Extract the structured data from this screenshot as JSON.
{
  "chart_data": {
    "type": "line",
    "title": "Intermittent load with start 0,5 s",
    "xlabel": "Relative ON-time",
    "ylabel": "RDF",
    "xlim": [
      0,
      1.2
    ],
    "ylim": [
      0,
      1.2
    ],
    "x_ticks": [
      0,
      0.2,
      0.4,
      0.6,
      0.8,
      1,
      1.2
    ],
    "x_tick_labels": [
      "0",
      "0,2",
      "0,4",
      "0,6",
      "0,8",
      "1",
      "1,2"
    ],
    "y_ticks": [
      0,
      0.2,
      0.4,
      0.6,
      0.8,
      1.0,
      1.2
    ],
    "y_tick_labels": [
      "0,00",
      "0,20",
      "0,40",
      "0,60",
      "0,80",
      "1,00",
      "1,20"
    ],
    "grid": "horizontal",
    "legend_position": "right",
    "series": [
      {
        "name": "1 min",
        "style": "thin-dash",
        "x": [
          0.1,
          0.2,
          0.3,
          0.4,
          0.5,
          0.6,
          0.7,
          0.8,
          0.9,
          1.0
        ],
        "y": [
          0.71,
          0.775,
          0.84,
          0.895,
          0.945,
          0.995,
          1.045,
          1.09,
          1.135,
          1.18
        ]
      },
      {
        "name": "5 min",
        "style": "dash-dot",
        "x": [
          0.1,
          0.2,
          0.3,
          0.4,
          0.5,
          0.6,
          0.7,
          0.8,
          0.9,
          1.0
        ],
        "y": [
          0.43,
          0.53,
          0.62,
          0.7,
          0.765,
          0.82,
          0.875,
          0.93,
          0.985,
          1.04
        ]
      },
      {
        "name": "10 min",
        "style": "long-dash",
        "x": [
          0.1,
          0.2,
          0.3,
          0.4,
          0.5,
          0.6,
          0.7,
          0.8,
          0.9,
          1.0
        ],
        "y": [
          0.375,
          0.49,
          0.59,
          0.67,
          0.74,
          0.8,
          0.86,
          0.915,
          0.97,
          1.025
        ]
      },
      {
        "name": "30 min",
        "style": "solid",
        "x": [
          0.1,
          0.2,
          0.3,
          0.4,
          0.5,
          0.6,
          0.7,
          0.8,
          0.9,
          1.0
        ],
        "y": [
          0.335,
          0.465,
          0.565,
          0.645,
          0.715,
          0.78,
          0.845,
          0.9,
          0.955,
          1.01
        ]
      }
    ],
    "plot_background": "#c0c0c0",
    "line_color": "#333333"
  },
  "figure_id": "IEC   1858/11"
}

What is needed:
Pull out all lines containing the word "name" from the entries above.

Answer to this problem:
        "name": "1 min",
        "name": "5 min",
        "name": "10 min",
        "name": "30 min",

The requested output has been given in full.